WHAT IS EXPECTED: Extract all of the entries and give them again, word for word.

Stored data entries:

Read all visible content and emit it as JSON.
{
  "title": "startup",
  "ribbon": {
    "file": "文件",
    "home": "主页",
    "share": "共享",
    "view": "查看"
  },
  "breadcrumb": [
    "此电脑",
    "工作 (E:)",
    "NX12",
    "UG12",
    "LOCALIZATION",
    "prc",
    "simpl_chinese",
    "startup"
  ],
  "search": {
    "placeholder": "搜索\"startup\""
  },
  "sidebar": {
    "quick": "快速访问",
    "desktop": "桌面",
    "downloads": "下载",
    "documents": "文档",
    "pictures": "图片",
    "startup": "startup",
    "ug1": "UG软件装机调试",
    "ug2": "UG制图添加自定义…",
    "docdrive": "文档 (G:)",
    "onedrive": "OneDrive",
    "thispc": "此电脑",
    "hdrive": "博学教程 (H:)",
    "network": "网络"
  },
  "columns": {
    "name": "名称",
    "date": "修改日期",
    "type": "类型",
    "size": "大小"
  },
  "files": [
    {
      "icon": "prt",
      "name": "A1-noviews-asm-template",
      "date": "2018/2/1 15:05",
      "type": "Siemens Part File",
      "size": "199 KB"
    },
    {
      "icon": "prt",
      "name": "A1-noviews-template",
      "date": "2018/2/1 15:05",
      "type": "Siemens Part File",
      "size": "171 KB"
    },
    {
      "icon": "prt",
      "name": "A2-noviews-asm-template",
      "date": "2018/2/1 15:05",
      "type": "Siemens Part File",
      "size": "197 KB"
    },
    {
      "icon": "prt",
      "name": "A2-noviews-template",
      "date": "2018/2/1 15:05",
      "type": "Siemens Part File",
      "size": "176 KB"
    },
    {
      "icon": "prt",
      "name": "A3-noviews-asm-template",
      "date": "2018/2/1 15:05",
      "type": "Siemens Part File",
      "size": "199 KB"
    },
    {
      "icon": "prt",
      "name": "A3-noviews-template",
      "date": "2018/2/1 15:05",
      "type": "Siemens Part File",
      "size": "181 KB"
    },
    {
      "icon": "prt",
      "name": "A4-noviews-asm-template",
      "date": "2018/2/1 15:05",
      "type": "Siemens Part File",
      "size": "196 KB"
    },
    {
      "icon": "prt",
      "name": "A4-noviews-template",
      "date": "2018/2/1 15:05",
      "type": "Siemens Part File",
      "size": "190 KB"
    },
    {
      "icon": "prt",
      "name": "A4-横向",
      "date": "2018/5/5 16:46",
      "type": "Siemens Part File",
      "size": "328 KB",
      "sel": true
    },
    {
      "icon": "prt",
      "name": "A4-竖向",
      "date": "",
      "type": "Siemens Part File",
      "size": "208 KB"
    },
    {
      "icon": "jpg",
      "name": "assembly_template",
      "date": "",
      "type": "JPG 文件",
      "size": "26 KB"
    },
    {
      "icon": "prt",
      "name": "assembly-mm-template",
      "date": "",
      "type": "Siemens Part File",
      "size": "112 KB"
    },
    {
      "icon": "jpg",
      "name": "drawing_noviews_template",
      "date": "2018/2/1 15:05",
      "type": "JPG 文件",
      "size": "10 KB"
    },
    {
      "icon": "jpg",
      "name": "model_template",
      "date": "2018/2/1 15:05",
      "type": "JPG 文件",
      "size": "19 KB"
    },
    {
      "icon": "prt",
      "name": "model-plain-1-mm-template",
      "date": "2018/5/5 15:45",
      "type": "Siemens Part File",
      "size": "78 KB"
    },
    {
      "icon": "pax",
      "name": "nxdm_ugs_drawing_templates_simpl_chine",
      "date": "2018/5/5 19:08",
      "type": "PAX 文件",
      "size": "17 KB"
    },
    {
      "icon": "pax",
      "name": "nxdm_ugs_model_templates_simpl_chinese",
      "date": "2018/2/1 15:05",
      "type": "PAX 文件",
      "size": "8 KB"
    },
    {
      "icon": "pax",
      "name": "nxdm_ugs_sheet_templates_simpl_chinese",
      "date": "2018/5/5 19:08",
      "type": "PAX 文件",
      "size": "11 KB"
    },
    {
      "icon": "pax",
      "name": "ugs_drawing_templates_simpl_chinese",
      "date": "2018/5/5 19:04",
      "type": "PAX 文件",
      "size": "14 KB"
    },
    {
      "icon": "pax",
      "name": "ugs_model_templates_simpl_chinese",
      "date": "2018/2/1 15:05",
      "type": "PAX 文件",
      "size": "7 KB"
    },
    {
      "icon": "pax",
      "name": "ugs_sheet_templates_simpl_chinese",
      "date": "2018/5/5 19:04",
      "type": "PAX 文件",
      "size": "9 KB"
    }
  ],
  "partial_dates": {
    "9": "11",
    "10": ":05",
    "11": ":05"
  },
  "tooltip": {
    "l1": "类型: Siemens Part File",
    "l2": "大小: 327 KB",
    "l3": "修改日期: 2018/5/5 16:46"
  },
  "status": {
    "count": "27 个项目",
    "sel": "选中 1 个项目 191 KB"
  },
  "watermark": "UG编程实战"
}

EXPECTED OUTPUT:
Read all visible content and emit it as JSON.
{
  "title": "startup",
  "ribbon": {
    "file": "文件",
    "home": "主页",
    "share": "共享",
    "view": "查看"
  },
  "breadcrumb": [
    "此电脑",
    "工作 (E:)",
    "NX12",
    "UG12",
    "LOCALIZATION",
    "prc",
    "simpl_chinese",
    "startup"
  ],
  "search": {
    "placeholder": "搜索\"startup\""
  },
  "sidebar": {
    "quick": "快速访问",
    "desktop": "桌面",
    "downloads": "下载",
    "documents": "文档",
    "pictures": "图片",
    "startup": "startup",
    "ug1": "UG软件装机调试",
    "ug2": "UG制图添加自定义…",
    "docdrive": "文档 (G:)",
    "onedrive": "OneDrive",
    "thispc": "此电脑",
    "hdrive": "博学教程 (H:)",
    "network": "网络"
  },
  "columns": {
    "name": "名称",
    "date": "修改日期",
    "type": "类型",
    "size": "大小"
  },
  "files": [
    {
      "icon": "prt",
      "name": "A1-noviews-asm-template",
      "date": "2018/2/1 15:05",
      "type": "Siemens Part File",
      "size": "199 KB"
    },
    {
      "icon": "prt",
      "name": "A1-noviews-template",
      "date": "2018/2/1 15:05",
      "type": "Siemens Part File",
      "size": "171 KB"
    },
    {
      "icon": "prt",
      "name": "A2-noviews-asm-template",
      "date": "2018/2/1 15:05",
      "type": "Siemens Part File",
      "size": "197 KB"
    },
    {
      "icon": "prt",
      "name": "A2-noviews-template",
      "date": "2018/2/1 15:05",
      "type": "Siemens Part File",
      "size": "176 KB"
    },
    {
      "icon": "prt",
      "name": "A3-noviews-asm-template",
      "date": "2018/2/1 15:05",
      "type": "Siemens Part File",
      "size": "199 KB"
    },
    {
      "icon": "prt",
      "name": "A3-noviews-template",
      "date": "2018/2/1 15:05",
      "type": "Siemens Part File",
      "size": "181 KB"
    },
    {
      "icon": "prt",
      "name": "A4-noviews-asm-template",
      "date": "2018/2/1 15:05",
      "type": "Siemens Part File",
      "size": "196 KB"
    },
    {
      "icon": "prt",
      "name": "A4-noviews-template",
      "date": "2018/2/1 15:05",
      "type": "Siemens Part File",
      "size": "190 KB"
    },
    {
      "icon": "prt",
      "name": "A4-横向",
      "date": "2018/5/5 16:46",
      "type": "Siemens Part File",
      "size": "328 KB",
      "sel": true
    },
    {
      "icon": "prt",
      "name": "A4-竖向",
      "date": "",
      "type": "Siemens Part File",
      "size": "208 KB"
    },
    {
      "icon": "jpg",
      "name": "assembly_template",
      "date": "",
      "type": "JPG 文件",
      "size": "26 KB"
    },
    {
      "icon": "prt",
      "name": "assembly-mm-template",
      "date": "",
      "type": "Siemens Part File",
      "size": "112 KB"
    },
    {
      "icon": "jpg",
      "name": "drawing_noviews_template",
      "date": "2018/2/1 15:05",
      "type": "JPG 文件",
      "size": "10 KB"
    },
    {
      "icon": "jpg",
      "name": "model_template",
      "date": "2018/2/1 15:05",
      "type": "JPG 文件",
      "size": "19 KB"
    },
    {
      "icon": "prt",
      "name": "model-plain-1-mm-template",
      "date": "2018/5/5 15:45",
      "type": "Siemens Part File",
      "size": "78 KB"
    },
    {
      "icon": "pax",
      "name": "nxdm_ugs_drawing_templates_simpl_chine",
      "date": "2018/5/5 19:08",
      "type": "PAX 文件",
      "size": "17 KB"
    },
    {
      "icon": "pax",
      "name": "nxdm_ugs_model_templates_simpl_chinese",
      "date": "2018/2/1 15:05",
      "type": "PAX 文件",
      "size": "8 KB"
    },
    {
      "icon": "pax",
      "name": "nxdm_ugs_sheet_templates_simpl_chinese",
      "date": "2018/5/5 19:08",
      "type": "PAX 文件",
      "size": "11 KB"
    },
    {
      "icon": "pax",
      "name": "ugs_drawing_templates_simpl_chinese",
      "date": "2018/5/5 19:04",
      "type": "PAX 文件",
      "size": "14 KB"
    },
    {
      "icon": "pax",
      "name": "ugs_model_templates_simpl_chinese",
      "date": "2018/2/1 15:05",
      "type": "PAX 文件",
      "size": "7 KB"
    },
    {
      "icon": "pax",
      "name": "ugs_sheet_templates_simpl_chinese",
      "date": "2018/5/5 19:04",
      "type": "PAX 文件",
      "size": "9 KB"
    }
  ],
  "partial_dates": {
    "9": "11",
    "10": ":05",
    "11": ":05"
  },
  "tooltip": {
    "l1": "类型: Siemens Part File",
    "l2": "大小: 327 KB",
    "l3": "修改日期: 2018/5/5 16:46"
  },
  "status": {
    "count": "27 个项目",
    "sel": "选中 1 个项目 191 KB"
  },
  "watermark": "UG编程实战"
}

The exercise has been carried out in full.